:: Input rows ::
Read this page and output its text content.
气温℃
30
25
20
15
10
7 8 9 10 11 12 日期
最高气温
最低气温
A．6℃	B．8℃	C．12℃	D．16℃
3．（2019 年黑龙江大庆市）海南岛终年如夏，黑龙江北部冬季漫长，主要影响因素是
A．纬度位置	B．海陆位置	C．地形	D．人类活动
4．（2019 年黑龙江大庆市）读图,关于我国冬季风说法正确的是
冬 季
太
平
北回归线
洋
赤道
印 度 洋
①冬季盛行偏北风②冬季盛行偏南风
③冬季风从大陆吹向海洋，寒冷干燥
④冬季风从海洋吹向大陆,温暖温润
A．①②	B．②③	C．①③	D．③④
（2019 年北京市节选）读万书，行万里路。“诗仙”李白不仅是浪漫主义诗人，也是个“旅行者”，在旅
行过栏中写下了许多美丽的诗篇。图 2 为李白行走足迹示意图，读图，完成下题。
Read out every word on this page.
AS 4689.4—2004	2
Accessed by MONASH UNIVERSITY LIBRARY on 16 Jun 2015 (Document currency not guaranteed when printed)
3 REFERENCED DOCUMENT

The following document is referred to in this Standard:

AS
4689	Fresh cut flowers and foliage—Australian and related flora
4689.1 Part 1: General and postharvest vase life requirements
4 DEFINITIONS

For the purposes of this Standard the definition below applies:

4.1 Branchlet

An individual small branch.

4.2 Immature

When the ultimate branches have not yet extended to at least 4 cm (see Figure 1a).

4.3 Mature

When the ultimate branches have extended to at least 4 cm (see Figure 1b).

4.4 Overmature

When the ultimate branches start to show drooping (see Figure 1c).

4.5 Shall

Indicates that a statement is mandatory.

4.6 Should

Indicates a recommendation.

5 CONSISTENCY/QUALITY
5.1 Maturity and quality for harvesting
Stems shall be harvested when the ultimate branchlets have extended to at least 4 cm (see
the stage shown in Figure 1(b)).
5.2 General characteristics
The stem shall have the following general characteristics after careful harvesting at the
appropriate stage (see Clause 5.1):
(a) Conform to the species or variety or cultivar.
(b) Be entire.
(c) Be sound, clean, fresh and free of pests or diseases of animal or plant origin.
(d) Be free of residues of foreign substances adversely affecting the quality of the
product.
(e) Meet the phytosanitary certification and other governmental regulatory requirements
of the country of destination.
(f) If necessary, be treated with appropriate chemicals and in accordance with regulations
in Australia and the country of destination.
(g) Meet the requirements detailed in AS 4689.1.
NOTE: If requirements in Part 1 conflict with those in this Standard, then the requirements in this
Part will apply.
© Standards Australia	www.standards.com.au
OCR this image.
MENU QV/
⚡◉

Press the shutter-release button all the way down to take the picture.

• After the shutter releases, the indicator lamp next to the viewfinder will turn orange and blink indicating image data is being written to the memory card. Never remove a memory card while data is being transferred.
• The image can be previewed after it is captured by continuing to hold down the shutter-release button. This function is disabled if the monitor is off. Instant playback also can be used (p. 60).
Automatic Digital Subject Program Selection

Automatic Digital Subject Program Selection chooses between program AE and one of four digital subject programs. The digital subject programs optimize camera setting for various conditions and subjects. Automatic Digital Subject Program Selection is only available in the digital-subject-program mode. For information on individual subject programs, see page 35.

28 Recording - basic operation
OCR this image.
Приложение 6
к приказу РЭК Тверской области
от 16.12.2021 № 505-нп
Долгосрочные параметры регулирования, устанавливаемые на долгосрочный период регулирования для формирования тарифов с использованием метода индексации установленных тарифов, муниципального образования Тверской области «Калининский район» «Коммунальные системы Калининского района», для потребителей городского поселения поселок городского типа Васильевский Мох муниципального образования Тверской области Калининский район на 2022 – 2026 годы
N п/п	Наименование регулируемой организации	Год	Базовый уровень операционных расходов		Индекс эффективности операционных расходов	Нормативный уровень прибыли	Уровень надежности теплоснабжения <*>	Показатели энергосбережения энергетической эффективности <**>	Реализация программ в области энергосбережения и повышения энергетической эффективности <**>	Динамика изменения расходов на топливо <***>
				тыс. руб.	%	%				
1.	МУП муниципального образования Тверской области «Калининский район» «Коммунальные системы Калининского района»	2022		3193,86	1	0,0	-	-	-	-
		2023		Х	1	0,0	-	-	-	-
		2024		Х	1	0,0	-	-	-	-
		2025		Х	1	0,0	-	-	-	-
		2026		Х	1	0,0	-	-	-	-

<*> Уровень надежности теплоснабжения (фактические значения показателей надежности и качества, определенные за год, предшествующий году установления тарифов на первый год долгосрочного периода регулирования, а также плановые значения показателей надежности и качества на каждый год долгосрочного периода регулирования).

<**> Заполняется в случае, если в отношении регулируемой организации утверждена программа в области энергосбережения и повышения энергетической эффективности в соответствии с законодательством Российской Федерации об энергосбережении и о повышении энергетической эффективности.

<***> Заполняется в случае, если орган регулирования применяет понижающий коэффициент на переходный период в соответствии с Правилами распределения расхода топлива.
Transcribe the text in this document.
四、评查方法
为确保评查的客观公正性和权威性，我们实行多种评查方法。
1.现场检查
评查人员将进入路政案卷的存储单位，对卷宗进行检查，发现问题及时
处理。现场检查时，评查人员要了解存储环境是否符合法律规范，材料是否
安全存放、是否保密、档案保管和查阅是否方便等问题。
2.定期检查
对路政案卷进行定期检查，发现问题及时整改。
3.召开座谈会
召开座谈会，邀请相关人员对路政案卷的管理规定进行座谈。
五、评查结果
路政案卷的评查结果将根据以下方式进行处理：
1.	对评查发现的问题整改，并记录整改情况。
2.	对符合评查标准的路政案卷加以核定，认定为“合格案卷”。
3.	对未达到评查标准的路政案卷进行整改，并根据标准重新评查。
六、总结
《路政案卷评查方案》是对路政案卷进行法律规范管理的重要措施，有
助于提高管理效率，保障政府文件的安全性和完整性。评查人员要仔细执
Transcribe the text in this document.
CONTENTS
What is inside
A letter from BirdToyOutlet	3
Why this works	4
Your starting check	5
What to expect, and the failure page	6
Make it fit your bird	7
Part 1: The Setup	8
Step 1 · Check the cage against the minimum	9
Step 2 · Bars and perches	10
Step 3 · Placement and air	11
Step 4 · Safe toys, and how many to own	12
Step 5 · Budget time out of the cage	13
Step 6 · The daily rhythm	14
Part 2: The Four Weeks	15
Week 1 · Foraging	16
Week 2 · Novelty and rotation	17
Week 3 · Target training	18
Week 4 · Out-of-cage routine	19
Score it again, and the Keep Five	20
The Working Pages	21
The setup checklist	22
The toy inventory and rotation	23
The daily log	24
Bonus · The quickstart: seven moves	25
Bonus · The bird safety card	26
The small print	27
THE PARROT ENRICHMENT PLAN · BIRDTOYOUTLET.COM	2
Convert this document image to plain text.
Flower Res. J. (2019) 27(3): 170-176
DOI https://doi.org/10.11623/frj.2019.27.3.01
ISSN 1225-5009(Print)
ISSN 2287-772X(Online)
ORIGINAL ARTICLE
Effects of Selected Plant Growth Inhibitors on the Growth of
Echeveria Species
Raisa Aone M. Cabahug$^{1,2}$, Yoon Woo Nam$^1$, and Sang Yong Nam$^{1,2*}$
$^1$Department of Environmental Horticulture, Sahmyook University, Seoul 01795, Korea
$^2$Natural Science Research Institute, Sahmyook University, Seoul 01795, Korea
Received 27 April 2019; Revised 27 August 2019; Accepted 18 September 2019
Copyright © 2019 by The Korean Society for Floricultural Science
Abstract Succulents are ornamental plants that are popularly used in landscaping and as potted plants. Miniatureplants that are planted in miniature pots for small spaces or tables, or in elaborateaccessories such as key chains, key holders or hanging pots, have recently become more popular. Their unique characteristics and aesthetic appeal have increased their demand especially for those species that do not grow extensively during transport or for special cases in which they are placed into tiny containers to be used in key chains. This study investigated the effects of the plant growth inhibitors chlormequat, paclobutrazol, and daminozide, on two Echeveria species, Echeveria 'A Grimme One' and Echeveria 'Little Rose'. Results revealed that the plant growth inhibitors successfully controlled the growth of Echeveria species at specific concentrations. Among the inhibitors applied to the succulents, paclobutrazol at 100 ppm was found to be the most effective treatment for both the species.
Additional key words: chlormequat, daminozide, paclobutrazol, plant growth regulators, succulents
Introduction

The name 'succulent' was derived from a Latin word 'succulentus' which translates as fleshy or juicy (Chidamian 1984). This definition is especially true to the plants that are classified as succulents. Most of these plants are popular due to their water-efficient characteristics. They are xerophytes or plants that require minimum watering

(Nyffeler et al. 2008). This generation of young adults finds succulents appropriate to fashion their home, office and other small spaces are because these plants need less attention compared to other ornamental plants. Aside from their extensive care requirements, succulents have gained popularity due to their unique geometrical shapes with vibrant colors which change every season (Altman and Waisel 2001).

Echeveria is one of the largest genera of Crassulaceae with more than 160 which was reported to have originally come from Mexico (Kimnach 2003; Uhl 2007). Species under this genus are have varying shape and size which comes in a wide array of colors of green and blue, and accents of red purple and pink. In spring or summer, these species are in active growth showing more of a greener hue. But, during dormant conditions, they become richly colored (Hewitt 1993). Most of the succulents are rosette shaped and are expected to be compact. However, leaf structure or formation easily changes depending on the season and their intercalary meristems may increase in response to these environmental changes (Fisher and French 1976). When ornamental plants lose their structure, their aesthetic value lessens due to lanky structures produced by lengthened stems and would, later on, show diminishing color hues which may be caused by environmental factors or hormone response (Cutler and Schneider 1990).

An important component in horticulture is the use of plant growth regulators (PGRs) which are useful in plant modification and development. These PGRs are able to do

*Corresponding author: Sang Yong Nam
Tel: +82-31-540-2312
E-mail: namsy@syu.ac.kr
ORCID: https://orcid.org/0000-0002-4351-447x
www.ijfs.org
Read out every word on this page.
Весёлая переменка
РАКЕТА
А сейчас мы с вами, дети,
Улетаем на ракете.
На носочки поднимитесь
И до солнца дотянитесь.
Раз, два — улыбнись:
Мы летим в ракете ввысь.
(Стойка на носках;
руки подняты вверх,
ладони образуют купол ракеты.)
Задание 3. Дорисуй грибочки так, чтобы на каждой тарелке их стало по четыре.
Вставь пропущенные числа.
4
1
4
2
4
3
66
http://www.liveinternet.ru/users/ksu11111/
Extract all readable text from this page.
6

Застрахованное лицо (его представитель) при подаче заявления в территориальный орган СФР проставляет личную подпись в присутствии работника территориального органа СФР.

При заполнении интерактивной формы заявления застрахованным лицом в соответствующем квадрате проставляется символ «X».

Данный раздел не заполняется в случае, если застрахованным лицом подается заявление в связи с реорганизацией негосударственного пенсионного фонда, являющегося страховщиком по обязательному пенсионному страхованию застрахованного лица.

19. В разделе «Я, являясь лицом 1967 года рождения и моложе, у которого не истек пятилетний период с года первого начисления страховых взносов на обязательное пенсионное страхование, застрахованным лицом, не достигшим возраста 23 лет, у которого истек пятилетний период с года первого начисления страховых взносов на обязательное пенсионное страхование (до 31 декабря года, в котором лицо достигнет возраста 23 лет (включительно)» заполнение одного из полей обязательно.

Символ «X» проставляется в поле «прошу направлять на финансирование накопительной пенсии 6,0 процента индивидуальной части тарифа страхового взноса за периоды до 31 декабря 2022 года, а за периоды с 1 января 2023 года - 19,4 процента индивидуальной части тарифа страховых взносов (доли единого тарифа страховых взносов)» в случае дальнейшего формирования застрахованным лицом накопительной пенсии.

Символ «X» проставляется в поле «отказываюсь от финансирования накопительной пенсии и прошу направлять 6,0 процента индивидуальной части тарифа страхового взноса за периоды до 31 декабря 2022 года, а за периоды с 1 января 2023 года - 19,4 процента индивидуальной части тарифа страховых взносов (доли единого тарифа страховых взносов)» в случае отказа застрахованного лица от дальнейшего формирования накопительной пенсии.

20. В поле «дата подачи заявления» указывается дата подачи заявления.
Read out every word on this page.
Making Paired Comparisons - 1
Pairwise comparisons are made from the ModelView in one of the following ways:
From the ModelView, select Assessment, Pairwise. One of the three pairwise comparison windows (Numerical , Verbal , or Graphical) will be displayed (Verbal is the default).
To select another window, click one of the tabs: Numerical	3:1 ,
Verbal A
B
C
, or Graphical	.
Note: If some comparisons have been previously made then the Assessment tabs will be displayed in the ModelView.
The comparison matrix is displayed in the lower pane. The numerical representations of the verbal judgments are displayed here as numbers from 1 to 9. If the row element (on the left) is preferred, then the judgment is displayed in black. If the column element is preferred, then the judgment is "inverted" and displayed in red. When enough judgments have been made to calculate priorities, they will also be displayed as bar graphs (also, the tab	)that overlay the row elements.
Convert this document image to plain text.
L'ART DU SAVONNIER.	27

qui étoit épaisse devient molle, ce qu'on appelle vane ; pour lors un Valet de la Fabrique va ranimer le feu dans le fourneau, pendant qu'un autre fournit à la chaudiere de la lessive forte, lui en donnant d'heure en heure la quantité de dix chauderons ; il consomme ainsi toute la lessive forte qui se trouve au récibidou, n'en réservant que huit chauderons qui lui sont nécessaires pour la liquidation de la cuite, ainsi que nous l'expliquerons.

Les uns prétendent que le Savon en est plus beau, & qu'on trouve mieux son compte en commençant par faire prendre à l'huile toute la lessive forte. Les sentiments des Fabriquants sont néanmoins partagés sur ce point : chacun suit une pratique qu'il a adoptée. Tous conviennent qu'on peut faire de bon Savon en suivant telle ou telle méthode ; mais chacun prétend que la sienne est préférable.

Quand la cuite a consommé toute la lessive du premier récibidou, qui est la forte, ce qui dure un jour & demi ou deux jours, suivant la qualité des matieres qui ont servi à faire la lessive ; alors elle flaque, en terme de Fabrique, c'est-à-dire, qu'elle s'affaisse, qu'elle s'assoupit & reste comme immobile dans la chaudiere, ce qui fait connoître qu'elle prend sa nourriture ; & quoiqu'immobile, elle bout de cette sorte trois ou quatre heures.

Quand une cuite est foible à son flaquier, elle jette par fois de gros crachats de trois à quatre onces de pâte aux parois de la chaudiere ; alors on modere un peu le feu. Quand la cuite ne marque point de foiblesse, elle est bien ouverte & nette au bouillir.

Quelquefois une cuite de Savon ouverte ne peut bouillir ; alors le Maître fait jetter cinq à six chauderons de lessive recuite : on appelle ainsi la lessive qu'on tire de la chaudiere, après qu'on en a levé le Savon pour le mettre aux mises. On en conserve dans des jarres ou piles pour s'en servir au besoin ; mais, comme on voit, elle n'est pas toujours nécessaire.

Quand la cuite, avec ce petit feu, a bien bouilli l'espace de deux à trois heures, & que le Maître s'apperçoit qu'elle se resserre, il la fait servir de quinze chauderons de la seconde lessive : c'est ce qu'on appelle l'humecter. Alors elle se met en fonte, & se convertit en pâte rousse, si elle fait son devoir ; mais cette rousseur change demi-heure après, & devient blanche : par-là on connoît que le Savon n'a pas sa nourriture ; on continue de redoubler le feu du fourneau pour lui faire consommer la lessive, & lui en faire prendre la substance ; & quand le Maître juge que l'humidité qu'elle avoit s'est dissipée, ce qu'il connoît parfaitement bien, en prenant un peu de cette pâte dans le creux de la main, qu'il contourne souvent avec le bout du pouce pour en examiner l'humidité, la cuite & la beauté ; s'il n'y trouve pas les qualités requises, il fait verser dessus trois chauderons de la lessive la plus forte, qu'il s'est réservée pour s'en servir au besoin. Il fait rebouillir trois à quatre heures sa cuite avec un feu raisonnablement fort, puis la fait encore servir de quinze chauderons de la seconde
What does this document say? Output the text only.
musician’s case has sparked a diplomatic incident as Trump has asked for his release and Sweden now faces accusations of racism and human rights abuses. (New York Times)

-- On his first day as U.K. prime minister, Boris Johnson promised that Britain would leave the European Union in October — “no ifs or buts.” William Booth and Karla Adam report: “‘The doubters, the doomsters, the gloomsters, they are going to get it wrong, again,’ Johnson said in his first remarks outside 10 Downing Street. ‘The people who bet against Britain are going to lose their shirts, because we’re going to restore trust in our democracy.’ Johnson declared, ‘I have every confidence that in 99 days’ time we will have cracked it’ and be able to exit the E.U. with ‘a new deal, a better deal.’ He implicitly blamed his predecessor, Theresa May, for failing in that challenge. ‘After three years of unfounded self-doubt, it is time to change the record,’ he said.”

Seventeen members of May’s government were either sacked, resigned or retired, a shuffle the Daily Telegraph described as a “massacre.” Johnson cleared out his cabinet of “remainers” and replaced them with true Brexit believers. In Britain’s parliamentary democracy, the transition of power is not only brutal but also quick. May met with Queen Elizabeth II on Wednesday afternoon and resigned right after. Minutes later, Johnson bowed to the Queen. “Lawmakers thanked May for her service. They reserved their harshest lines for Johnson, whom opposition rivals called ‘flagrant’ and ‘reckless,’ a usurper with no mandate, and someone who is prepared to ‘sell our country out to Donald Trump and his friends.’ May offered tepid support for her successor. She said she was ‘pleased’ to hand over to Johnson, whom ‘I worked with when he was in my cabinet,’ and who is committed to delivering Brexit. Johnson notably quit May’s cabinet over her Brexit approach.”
:::
> What is expected
Pick out each line containing the string "stage" and copy it.

> Correct answer
the stage shown in Figure 1(b)).
appropriate stage (see Clause 5.1):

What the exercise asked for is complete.